▸ **WHAT YOU WILL DO**
Write out the entries below once more, exactly.

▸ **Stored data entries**
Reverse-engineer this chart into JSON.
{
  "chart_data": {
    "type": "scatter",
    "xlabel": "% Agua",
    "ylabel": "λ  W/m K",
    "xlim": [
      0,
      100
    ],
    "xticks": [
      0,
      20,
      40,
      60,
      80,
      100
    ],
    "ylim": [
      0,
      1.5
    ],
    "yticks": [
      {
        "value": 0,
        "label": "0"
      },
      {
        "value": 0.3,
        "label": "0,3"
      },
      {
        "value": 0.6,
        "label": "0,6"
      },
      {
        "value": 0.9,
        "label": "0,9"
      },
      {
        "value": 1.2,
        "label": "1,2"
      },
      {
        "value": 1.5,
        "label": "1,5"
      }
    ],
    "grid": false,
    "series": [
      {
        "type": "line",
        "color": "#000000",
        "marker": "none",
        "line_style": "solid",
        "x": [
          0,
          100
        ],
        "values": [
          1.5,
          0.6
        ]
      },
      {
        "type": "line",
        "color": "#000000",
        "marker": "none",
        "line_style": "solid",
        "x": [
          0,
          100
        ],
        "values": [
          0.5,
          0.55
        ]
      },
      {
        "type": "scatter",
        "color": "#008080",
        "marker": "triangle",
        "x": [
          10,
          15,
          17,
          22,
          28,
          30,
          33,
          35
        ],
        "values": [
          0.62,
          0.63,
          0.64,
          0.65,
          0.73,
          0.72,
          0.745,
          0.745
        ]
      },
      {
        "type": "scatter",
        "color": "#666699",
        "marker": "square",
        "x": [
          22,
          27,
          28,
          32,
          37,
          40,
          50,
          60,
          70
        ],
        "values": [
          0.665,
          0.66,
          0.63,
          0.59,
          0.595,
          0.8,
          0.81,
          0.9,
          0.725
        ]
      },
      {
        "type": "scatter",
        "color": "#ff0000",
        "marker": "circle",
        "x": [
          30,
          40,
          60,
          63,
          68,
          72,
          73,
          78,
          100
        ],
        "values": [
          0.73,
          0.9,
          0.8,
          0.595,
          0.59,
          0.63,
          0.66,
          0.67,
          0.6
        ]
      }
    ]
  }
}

▸ **REPLY TO THE TASK**
Reverse-engineer this chart into JSON.
{
  "chart_data": {
    "type": "scatter",
    "xlabel": "% Agua",
    "ylabel": "λ  W/m K",
    "xlim": [
      0,
      100
    ],
    "xticks": [
      0,
      20,
      40,
      60,
      80,
      100
    ],
    "ylim": [
      0,
      1.5
    ],
    "yticks": [
      {
        "value": 0,
        "label": "0"
      },
      {
        "value": 0.3,
        "label": "0,3"
      },
      {
        "value": 0.6,
        "label": "0,6"
      },
      {
        "value": 0.9,
        "label": "0,9"
      },
      {
        "value": 1.2,
        "label": "1,2"
      },
      {
        "value": 1.5,
        "label": "1,5"
      }
    ],
    "grid": false,
    "series": [
      {
        "type": "line",
        "color": "#000000",
        "marker": "none",
        "line_style": "solid",
        "x": [
          0,
          100
        ],
        "values": [
          1.5,
          0.6
        ]
      },
      {
        "type": "line",
        "color": "#000000",
        "marker": "none",
        "line_style": "solid",
        "x": [
          0,
          100
        ],
        "values": [
          0.5,
          0.55
        ]
      },
      {
        "type": "scatter",
        "color": "#008080",
        "marker": "triangle",
        "x": [
          10,
          15,
          17,
          22,
          28,
          30,
          33,
          35
        ],
        "values": [
          0.62,
          0.63,
          0.64,
          0.65,
          0.73,
          0.72,
          0.745,
          0.745
        ]
      },
      {
        "type": "scatter",
        "color": "#666699",
        "marker": "square",
        "x": [
          22,
          27,
          28,
          32,
          37,
          40,
          50,
          60,
          70
        ],
        "values": [
          0.665,
          0.66,
          0.63,
          0.59,
          0.595,
          0.8,
          0.81,
          0.9,
          0.725
        ]
      },
      {
        "type": "scatter",
        "color": "#ff0000",
        "marker": "circle",
        "x": [
          30,
          40,
          60,
          63,
          68,
          72,
          73,
          78,
          100
        ],
        "values": [
          0.73,
          0.9,
          0.8,
          0.595,
          0.59,
          0.63,
          0.66,
          0.67,
          0.6
        ]
      }
    ]
  }
}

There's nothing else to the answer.